— Set task —
Transcribe every record that appears below, exactly and in full.
● ● ● ● ●
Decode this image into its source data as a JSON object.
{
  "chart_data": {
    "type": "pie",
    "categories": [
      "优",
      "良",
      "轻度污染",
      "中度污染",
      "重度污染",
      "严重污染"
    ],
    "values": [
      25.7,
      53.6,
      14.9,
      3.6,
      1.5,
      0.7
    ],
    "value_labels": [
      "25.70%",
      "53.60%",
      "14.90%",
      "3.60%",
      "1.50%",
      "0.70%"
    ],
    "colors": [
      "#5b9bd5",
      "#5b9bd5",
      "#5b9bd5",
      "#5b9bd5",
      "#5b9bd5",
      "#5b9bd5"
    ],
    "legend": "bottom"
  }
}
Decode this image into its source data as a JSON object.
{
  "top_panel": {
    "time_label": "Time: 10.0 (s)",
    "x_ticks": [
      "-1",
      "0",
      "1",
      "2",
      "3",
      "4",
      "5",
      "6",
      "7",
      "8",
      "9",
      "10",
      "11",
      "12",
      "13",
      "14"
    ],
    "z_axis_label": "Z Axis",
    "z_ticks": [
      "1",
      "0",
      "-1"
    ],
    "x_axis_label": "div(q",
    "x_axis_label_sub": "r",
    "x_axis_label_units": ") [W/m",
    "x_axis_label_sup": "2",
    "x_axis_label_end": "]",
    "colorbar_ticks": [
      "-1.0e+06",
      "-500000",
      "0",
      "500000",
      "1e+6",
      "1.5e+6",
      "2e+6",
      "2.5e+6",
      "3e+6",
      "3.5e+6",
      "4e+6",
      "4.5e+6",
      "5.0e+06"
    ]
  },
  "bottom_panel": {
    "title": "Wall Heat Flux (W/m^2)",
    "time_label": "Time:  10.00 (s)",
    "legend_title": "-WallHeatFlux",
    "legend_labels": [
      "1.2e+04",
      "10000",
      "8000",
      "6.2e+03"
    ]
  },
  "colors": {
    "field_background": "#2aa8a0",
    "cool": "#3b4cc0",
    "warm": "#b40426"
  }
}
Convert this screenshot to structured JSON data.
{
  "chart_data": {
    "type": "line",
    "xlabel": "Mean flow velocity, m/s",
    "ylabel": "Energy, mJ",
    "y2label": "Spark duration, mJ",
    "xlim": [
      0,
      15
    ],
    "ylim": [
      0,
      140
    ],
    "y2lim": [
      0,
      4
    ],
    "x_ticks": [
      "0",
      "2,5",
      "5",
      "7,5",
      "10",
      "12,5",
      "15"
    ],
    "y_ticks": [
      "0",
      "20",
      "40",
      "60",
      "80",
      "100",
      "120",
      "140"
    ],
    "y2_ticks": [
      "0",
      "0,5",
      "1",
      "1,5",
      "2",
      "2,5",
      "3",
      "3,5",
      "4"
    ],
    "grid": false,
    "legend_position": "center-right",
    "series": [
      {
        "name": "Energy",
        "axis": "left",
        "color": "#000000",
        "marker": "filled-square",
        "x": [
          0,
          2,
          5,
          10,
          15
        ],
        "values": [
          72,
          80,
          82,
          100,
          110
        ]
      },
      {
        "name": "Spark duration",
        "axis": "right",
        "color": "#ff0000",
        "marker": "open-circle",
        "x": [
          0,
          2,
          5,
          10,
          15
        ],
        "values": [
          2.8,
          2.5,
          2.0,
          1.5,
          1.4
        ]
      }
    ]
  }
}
● ● ● ● ●
— Written response —
Decode this image into its source data as a JSON object.
{
  "chart_data": {
    "type": "pie",
    "categories": [
      "优",
      "良",
      "轻度污染",
      "中度污染",
      "重度污染",
      "严重污染"
    ],
    "values": [
      25.7,
      53.6,
      14.9,
      3.6,
      1.5,
      0.7
    ],
    "value_labels": [
      "25.70%",
      "53.60%",
      "14.90%",
      "3.60%",
      "1.50%",
      "0.70%"
    ],
    "colors": [
      "#5b9bd5",
      "#5b9bd5",
      "#5b9bd5",
      "#5b9bd5",
      "#5b9bd5",
      "#5b9bd5"
    ],
    "legend": "bottom"
  }
}
Decode this image into its source data as a JSON object.
{
  "top_panel": {
    "time_label": "Time: 10.0 (s)",
    "x_ticks": [
      "-1",
      "0",
      "1",
      "2",
      "3",
      "4",
      "5",
      "6",
      "7",
      "8",
      "9",
      "10",
      "11",
      "12",
      "13",
      "14"
    ],
    "z_axis_label": "Z Axis",
    "z_ticks": [
      "1",
      "0",
      "-1"
    ],
    "x_axis_label": "div(q",
    "x_axis_label_sub": "r",
    "x_axis_label_units": ") [W/m",
    "x_axis_label_sup": "2",
    "x_axis_label_end": "]",
    "colorbar_ticks": [
      "-1.0e+06",
      "-500000",
      "0",
      "500000",
      "1e+6",
      "1.5e+6",
      "2e+6",
      "2.5e+6",
      "3e+6",
      "3.5e+6",
      "4e+6",
      "4.5e+6",
      "5.0e+06"
    ]
  },
  "bottom_panel": {
    "title": "Wall Heat Flux (W/m^2)",
    "time_label": "Time:  10.00 (s)",
    "legend_title": "-WallHeatFlux",
    "legend_labels": [
      "1.2e+04",
      "10000",
      "8000",
      "6.2e+03"
    ]
  },
  "colors": {
    "field_background": "#2aa8a0",
    "cool": "#3b4cc0",
    "warm": "#b40426"
  }
}
Convert this screenshot to structured JSON data.
{
  "chart_data": {
    "type": "line",
    "xlabel": "Mean flow velocity, m/s",
    "ylabel": "Energy, mJ",
    "y2label": "Spark duration, mJ",
    "xlim": [
      0,
      15
    ],
    "ylim": [
      0,
      140
    ],
    "y2lim": [
      0,
      4
    ],
    "x_ticks": [
      "0",
      "2,5",
      "5",
      "7,5",
      "10",
      "12,5",
      "15"
    ],
    "y_ticks": [
      "0",
      "20",
      "40",
      "60",
      "80",
      "100",
      "120",
      "140"
    ],
    "y2_ticks": [
      "0",
      "0,5",
      "1",
      "1,5",
      "2",
      "2,5",
      "3",
      "3,5",
      "4"
    ],
    "grid": false,
    "legend_position": "center-right",
    "series": [
      {
        "name": "Energy",
        "axis": "left",
        "color": "#000000",
        "marker": "filled-square",
        "x": [
          0,
          2,
          5,
          10,
          15
        ],
        "values": [
          72,
          80,
          82,
          100,
          110
        ]
      },
      {
        "name": "Spark duration",
        "axis": "right",
        "color": "#ff0000",
        "marker": "open-circle",
        "x": [
          0,
          2,
          5,
          10,
          15
        ],
        "values": [
          2.8,
          2.5,
          2.0,
          1.5,
          1.4
        ]
      }
    ]
  }
}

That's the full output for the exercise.